## BEGIN
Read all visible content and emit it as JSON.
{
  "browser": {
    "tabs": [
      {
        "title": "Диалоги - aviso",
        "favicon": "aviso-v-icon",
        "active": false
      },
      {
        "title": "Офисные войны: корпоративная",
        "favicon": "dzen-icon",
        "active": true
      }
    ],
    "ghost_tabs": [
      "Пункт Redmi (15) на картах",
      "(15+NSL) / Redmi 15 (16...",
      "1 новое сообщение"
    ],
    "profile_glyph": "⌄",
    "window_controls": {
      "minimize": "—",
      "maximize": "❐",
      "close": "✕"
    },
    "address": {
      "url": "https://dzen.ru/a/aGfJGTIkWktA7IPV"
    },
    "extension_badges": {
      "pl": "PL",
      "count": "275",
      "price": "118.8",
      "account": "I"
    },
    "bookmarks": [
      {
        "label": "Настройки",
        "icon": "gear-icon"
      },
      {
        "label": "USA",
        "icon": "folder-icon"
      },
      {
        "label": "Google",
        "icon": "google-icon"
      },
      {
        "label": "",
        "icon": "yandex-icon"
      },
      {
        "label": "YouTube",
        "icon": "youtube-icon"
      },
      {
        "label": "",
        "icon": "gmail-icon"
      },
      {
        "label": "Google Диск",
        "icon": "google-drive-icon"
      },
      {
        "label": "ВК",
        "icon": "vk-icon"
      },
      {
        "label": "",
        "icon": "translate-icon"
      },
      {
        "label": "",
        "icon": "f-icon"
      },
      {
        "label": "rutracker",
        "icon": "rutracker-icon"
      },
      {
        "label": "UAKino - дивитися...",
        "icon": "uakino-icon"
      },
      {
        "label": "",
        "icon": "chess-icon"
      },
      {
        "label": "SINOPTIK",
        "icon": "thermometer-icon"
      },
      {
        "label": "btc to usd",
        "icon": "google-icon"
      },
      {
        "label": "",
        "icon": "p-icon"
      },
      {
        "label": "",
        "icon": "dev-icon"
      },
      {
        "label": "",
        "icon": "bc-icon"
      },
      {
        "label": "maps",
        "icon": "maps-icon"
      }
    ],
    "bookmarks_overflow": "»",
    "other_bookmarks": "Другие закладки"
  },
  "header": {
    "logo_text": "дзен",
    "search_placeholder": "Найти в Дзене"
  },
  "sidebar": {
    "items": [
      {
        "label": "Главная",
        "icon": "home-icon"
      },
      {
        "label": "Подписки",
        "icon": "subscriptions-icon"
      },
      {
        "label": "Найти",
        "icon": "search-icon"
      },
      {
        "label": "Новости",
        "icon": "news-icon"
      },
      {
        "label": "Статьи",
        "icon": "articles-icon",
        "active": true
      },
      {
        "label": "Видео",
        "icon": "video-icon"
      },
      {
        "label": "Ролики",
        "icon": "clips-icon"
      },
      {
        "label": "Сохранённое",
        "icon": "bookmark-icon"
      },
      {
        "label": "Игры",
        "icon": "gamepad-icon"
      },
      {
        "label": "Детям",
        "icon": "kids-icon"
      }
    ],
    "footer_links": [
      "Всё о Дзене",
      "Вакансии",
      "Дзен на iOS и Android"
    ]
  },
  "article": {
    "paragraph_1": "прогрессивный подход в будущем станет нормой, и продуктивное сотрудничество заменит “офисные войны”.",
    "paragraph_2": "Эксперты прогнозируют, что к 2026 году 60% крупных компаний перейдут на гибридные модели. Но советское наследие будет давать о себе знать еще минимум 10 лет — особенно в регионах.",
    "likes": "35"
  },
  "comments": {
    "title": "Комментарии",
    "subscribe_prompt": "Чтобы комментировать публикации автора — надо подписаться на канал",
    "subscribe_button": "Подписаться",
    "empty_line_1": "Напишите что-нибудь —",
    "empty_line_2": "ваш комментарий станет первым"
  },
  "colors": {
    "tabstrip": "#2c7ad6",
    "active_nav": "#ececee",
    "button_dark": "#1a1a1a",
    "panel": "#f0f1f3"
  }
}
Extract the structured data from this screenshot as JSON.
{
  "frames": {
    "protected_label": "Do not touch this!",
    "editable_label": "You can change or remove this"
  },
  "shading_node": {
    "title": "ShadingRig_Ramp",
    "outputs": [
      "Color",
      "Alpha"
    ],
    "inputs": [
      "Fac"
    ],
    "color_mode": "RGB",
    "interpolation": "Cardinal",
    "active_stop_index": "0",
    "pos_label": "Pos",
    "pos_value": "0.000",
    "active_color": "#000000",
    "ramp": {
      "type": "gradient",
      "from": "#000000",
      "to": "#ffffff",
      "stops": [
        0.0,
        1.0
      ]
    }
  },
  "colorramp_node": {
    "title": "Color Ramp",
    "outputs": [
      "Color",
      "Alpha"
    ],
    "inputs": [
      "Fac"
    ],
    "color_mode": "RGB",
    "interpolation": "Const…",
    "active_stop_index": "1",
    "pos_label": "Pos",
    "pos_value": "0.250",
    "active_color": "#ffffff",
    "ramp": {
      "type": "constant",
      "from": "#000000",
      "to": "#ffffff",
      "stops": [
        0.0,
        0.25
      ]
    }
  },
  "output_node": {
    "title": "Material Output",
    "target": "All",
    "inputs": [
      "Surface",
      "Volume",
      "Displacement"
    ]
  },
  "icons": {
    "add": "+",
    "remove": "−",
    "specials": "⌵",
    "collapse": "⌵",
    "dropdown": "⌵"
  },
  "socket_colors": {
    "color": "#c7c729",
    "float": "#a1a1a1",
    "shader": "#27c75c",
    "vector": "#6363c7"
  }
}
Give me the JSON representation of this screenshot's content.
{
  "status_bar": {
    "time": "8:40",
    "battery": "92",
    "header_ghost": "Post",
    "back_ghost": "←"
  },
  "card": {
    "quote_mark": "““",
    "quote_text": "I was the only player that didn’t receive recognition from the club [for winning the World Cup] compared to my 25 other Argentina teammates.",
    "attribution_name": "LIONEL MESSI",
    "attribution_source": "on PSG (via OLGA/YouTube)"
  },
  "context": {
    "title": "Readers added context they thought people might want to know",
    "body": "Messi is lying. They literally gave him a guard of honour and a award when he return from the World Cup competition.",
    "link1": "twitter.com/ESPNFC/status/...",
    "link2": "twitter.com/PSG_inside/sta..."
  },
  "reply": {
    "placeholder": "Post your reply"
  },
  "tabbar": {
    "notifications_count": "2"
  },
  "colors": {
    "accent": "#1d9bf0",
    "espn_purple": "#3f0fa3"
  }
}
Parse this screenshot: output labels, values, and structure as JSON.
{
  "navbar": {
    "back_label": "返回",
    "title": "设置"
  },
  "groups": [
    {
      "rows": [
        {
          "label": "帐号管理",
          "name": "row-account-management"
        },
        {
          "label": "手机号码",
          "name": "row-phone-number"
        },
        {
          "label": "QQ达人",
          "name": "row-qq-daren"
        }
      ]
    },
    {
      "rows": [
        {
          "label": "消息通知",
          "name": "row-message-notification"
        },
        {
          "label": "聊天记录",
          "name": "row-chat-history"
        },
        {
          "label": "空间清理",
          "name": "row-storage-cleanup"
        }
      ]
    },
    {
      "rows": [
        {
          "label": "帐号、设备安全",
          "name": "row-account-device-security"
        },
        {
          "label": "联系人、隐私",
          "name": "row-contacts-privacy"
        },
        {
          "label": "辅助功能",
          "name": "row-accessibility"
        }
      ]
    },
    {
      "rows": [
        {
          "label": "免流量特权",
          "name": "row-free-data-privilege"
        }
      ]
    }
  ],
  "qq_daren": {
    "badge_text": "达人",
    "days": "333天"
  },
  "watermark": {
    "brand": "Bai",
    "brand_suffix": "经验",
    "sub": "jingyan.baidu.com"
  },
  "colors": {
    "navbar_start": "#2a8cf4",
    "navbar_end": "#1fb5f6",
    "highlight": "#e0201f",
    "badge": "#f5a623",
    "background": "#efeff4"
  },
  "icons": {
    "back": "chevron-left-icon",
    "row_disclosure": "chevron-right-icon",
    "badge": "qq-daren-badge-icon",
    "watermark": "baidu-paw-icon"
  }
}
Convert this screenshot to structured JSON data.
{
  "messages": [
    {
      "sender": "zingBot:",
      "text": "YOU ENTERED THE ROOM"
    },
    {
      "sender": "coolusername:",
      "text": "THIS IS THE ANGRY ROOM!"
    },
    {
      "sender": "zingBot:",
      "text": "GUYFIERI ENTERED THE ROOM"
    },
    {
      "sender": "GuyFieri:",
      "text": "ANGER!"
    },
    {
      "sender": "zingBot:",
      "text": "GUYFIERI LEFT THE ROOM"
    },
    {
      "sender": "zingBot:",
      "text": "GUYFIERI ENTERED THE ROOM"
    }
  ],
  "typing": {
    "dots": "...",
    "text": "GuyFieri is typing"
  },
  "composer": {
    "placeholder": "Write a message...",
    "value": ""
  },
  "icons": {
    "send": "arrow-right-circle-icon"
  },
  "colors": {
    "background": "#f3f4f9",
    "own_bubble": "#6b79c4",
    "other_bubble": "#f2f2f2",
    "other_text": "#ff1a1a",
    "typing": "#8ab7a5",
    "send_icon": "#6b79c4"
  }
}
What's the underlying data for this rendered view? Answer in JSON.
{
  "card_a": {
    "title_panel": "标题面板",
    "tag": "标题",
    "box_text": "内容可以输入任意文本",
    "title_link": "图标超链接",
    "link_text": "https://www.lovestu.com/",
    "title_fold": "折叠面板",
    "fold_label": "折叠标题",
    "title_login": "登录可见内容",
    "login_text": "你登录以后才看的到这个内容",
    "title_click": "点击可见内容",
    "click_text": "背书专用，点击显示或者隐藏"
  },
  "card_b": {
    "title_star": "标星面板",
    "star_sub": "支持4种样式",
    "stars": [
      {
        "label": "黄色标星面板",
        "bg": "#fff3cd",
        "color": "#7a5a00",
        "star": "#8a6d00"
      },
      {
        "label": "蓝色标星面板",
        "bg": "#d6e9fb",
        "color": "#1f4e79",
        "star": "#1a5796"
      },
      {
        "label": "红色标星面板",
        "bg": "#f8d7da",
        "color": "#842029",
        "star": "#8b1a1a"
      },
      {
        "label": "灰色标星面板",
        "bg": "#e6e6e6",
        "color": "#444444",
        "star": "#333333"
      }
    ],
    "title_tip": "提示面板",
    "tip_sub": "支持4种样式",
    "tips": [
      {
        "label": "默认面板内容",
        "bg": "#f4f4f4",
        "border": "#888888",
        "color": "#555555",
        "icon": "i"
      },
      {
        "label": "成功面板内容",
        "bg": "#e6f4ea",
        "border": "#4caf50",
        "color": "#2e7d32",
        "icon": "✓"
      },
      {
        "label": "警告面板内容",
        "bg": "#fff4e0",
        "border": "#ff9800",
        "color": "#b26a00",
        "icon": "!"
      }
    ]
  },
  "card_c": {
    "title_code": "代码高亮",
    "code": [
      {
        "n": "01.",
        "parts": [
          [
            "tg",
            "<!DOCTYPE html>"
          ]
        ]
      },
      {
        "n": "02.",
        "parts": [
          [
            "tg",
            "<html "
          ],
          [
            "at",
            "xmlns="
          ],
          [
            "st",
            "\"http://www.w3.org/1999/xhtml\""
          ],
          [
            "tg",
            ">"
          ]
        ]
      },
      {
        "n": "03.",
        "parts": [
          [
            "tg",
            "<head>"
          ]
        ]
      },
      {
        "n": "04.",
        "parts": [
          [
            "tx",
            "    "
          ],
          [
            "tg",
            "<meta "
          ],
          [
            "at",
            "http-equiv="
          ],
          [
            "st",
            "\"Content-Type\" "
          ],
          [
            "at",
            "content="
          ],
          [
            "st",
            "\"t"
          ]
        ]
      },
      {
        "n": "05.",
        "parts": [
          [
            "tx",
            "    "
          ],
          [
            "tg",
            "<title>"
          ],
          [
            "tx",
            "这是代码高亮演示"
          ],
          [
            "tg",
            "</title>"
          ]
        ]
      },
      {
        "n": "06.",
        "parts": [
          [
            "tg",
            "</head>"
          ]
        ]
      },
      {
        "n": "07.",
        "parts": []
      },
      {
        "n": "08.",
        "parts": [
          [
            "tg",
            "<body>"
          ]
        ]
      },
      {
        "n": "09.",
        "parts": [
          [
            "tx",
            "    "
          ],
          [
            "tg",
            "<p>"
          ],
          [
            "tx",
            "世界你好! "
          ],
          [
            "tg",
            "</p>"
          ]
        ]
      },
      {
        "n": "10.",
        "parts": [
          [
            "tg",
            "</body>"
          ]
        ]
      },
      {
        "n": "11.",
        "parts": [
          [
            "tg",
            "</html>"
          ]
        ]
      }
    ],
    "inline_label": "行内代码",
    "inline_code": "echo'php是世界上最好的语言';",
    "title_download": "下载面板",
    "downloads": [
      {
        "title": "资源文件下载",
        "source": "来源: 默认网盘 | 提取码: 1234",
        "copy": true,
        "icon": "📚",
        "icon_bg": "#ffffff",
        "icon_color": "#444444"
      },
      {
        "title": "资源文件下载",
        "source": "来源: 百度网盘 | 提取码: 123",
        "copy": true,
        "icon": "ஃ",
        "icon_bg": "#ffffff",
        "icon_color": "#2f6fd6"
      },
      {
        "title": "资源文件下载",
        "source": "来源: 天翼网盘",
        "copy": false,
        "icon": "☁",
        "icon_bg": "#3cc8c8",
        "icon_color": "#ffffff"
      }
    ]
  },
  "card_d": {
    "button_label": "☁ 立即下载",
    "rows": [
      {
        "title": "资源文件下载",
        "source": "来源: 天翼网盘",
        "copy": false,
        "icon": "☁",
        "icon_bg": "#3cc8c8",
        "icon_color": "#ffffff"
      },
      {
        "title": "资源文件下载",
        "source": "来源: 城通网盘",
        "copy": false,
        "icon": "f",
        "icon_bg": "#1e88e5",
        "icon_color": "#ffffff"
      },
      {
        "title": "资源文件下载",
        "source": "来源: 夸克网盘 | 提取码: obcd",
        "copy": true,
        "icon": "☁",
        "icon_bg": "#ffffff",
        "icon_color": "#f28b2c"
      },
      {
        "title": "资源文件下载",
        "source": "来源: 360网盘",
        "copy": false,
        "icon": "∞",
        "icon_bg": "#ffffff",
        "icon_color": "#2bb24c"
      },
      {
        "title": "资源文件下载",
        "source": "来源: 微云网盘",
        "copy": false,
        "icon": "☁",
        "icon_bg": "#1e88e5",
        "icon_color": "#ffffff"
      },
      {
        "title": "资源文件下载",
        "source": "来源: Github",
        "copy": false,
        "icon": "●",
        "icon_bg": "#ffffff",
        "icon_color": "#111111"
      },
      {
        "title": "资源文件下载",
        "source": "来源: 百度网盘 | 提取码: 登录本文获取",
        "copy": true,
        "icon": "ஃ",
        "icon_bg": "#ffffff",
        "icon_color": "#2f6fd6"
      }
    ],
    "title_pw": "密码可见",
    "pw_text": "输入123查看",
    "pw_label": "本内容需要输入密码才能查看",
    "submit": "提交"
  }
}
## END
* [Task brief] Going through the data, tally the lines containing "Redmi" and report only the result.

* [Exercise output] 2